WHAT TO DO:
Select lines where the word "title" appears.

start

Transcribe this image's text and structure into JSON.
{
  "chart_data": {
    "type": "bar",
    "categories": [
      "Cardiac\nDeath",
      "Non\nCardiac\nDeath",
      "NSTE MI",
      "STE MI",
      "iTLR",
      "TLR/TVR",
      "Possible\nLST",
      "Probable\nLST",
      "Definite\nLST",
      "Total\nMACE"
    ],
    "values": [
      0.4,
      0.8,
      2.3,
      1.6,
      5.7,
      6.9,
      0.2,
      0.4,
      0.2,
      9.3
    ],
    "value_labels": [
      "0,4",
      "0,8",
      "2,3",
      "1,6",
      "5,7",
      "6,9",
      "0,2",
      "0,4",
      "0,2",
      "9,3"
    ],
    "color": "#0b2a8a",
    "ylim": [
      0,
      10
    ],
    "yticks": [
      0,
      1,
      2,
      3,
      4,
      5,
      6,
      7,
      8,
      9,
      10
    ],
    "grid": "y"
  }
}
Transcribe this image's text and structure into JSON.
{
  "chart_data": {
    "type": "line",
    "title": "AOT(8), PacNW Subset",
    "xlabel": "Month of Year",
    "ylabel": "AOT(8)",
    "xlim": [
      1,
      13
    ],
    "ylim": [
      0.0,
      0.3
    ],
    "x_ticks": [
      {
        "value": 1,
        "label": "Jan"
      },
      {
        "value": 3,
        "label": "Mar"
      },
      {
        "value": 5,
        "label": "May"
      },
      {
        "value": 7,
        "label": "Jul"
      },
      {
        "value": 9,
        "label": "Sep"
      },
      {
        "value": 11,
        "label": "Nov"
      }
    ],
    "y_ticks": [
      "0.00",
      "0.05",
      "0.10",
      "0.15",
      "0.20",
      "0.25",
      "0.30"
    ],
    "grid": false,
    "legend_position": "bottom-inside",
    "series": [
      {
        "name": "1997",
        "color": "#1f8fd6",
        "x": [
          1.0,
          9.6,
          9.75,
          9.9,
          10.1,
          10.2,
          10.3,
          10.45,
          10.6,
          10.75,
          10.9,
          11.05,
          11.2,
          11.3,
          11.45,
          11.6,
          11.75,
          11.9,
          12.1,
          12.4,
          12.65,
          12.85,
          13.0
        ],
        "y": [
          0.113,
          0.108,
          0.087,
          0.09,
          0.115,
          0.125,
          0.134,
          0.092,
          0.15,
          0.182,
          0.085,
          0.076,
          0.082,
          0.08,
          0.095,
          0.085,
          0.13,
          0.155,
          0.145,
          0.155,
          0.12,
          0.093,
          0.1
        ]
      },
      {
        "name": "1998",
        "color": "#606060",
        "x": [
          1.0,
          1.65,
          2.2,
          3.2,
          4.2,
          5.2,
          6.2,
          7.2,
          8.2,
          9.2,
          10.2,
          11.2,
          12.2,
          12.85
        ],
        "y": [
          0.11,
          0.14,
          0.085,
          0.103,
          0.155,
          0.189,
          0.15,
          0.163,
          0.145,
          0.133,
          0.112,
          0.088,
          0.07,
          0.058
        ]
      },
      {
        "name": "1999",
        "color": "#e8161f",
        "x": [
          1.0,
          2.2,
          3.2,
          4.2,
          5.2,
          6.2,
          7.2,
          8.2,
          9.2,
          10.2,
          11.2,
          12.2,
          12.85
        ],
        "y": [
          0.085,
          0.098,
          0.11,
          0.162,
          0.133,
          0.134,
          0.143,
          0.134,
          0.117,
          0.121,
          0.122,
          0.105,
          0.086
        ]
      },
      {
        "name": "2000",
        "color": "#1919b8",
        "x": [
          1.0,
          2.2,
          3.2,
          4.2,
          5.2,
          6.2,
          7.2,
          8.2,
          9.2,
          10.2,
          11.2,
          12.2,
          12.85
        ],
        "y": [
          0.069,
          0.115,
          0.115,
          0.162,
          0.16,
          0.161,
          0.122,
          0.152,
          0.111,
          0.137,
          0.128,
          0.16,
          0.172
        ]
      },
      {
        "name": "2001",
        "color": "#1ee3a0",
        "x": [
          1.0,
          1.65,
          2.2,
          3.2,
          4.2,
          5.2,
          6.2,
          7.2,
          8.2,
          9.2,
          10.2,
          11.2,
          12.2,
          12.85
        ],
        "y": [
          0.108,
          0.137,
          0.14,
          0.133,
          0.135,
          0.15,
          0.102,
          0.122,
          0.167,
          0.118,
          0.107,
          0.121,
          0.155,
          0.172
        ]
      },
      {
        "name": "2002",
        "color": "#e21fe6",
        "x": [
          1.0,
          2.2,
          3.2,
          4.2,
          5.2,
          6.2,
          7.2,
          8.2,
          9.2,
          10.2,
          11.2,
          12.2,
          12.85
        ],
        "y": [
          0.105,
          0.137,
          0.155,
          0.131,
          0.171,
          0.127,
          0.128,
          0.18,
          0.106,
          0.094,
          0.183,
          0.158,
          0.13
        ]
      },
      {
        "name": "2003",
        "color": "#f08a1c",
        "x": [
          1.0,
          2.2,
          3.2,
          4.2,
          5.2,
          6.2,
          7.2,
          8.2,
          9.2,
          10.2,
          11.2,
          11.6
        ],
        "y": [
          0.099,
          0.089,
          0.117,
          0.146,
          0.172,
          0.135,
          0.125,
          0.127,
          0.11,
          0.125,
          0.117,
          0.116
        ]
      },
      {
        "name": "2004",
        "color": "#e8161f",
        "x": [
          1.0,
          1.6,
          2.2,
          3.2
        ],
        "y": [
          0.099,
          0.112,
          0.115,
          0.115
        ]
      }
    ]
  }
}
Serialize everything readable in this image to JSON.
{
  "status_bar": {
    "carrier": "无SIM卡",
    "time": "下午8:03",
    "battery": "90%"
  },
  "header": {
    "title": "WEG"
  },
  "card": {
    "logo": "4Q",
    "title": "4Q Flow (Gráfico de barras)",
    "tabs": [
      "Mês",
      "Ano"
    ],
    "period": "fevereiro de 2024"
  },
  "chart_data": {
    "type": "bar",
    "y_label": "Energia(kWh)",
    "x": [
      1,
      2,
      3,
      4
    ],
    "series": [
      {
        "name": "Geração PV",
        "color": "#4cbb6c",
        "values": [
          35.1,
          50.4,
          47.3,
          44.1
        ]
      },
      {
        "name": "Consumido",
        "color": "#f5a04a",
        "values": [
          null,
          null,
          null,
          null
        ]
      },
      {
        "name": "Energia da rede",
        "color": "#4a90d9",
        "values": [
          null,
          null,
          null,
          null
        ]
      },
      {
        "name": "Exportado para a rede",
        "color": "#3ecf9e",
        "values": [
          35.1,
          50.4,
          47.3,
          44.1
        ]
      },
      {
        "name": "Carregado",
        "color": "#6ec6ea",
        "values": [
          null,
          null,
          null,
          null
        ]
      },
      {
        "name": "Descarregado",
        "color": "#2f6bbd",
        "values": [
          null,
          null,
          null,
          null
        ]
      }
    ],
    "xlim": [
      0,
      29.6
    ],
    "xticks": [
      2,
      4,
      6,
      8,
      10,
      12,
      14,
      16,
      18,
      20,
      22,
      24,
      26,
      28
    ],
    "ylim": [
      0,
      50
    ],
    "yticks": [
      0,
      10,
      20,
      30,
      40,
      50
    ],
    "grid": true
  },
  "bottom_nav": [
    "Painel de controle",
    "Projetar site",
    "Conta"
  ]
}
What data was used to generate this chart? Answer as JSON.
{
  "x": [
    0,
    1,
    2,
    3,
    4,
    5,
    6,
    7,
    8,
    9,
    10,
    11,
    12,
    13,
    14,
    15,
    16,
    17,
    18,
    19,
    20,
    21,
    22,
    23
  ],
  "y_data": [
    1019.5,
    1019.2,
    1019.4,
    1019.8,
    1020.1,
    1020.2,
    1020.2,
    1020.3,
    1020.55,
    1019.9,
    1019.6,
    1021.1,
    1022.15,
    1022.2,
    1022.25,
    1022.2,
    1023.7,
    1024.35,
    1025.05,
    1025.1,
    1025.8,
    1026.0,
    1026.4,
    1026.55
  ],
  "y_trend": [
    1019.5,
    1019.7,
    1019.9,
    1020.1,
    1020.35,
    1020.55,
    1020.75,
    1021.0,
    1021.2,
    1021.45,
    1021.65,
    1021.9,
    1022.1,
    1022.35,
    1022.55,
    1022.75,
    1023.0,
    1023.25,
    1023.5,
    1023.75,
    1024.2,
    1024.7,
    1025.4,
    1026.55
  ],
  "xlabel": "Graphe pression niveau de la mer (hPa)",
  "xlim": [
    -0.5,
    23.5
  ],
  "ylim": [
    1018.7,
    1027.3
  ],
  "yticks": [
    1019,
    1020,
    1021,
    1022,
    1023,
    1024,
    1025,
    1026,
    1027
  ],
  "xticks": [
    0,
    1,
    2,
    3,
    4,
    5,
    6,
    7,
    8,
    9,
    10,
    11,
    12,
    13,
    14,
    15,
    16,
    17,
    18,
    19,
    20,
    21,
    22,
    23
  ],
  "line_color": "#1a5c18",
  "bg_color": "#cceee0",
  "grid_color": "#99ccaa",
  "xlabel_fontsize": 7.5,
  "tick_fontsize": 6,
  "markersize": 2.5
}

end

WRITTEN ANSWER:
    "title": "AOT(8), PacNW Subset",
    "title": "WEG"
    "title": "4Q Flow (Gráfico de barras)",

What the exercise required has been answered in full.